* **WHAT TO DO**: Lines containing the string "ocean" are to be counted; report the total by itself.
^^^^
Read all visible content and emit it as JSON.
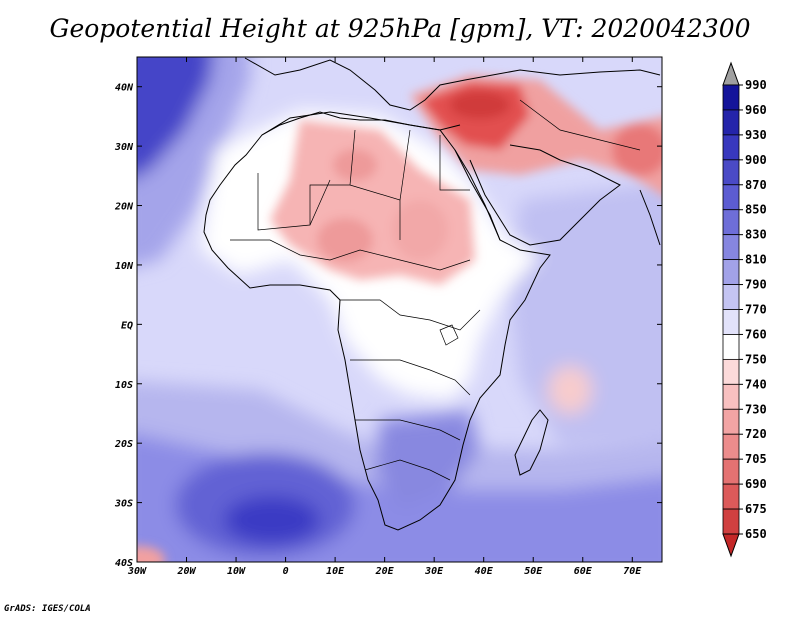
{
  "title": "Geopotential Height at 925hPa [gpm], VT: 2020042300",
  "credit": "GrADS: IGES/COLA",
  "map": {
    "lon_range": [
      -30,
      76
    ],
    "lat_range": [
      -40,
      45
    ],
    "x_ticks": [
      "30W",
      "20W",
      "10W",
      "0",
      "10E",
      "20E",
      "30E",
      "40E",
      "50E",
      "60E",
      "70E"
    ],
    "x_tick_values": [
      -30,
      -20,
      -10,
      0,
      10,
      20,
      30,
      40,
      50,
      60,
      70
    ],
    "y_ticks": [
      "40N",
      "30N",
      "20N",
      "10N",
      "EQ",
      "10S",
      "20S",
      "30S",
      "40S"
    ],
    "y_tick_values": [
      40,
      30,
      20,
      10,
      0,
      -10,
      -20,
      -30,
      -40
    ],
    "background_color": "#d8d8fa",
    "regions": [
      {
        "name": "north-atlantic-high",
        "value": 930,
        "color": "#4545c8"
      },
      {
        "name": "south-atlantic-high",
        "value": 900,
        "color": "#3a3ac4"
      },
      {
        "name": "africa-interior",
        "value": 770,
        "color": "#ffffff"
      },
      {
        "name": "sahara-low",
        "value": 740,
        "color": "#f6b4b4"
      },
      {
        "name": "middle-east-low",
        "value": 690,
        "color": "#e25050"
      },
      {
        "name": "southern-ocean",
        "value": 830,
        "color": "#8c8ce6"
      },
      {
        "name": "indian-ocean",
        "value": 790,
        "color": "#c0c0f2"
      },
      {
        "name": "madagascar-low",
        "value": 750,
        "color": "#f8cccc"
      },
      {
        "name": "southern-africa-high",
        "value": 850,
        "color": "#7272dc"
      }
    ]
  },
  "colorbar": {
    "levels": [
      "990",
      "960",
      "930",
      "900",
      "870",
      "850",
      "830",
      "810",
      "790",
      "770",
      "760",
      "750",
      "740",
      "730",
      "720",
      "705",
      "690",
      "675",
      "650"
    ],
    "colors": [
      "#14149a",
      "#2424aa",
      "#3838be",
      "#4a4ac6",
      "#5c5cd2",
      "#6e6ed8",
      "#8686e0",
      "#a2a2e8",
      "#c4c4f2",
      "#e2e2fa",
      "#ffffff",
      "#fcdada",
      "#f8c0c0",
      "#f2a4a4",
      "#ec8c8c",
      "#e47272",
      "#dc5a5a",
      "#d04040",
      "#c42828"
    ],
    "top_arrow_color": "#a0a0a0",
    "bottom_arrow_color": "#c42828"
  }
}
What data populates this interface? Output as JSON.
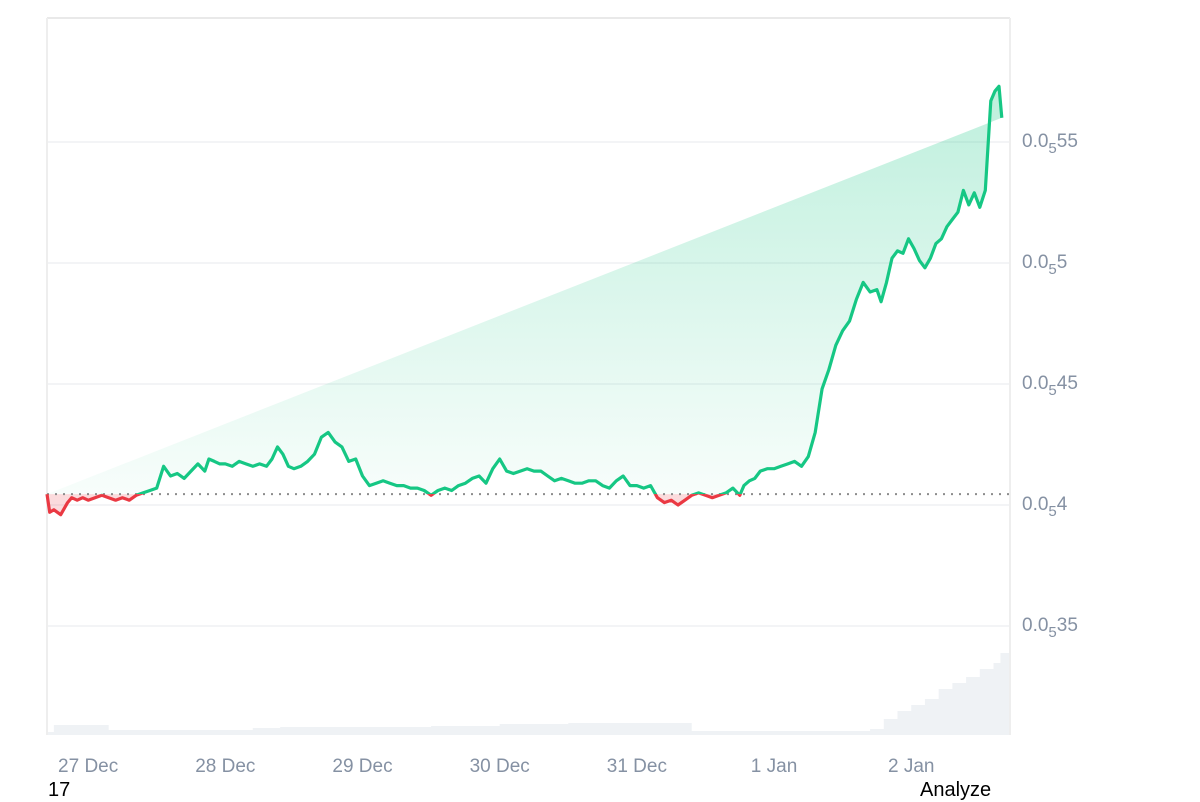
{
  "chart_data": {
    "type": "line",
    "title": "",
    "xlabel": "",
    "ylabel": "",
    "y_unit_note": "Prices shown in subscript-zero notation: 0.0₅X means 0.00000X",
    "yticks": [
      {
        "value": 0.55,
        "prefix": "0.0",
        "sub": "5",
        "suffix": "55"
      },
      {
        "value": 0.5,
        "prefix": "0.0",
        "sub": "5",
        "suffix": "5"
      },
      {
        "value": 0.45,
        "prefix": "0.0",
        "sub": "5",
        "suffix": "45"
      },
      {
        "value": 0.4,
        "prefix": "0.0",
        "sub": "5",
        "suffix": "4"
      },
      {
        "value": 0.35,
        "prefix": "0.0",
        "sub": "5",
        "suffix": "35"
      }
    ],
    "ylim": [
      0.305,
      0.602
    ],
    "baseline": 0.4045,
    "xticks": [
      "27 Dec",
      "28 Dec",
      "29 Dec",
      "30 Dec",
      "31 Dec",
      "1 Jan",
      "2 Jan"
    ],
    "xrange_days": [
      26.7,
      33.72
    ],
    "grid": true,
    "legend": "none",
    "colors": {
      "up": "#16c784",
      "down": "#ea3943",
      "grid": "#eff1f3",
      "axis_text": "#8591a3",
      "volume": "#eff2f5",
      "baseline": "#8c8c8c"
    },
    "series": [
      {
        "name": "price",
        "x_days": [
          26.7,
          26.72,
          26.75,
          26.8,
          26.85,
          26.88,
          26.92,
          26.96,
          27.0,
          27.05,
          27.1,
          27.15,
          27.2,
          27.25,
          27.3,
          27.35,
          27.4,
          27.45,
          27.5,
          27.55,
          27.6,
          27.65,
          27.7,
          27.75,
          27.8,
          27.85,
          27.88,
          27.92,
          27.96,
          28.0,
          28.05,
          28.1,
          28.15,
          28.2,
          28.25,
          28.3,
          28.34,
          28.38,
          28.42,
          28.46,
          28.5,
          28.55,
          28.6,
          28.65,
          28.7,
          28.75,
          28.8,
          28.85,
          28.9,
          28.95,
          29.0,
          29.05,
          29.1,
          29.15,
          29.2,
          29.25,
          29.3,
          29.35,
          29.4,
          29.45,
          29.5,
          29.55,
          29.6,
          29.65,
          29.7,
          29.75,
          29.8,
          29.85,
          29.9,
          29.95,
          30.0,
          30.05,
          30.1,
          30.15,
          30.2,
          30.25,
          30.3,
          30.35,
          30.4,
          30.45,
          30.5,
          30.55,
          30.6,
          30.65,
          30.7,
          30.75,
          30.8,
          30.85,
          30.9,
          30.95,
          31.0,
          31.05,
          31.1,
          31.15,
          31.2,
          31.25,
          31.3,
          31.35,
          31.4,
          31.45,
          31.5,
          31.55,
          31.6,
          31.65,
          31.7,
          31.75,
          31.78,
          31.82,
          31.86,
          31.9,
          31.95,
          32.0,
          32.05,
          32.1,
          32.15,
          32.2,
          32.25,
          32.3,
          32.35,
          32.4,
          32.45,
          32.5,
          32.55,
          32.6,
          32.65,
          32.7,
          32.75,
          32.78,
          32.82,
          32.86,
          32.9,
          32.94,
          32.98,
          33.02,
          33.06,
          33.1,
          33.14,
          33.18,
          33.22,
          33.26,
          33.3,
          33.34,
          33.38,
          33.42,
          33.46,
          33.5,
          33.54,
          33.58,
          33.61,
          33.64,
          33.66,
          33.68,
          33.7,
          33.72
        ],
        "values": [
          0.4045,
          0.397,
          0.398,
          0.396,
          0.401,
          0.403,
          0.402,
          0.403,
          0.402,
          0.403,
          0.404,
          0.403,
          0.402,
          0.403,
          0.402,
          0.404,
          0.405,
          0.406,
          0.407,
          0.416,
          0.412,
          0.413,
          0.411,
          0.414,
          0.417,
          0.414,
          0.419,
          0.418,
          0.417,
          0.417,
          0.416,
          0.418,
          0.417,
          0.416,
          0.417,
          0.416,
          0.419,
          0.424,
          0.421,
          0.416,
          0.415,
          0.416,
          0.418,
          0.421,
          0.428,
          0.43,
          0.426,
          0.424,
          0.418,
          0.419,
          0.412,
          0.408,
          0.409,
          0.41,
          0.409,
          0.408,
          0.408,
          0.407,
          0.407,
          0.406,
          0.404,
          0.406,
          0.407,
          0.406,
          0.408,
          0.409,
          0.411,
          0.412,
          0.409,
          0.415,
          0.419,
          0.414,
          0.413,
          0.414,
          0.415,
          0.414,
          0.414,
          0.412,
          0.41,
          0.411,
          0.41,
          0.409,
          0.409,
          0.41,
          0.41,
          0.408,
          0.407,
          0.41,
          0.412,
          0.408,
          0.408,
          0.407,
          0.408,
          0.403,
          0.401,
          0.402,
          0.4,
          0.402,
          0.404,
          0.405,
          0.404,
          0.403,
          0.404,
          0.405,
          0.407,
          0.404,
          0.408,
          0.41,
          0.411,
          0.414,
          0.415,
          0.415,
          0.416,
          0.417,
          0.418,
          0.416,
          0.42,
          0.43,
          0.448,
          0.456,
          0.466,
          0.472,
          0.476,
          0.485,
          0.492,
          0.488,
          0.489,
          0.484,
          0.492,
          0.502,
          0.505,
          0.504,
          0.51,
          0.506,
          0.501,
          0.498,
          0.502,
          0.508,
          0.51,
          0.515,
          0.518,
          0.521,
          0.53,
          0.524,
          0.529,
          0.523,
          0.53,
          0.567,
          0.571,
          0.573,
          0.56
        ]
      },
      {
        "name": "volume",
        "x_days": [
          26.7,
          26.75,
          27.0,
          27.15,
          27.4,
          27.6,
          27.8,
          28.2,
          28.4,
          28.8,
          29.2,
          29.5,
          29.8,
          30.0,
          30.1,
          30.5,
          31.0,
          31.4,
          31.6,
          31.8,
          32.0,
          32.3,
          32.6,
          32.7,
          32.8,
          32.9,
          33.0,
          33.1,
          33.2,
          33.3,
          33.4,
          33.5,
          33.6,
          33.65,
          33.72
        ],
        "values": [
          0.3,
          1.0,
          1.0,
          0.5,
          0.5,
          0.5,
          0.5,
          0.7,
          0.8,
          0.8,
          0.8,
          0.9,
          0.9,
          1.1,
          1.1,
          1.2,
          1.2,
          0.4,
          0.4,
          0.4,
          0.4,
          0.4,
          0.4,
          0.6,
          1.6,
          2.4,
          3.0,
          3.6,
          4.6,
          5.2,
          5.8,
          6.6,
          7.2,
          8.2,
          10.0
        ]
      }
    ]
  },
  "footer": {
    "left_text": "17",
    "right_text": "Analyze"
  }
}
^^^^
* **ANSWER BELOW**: 2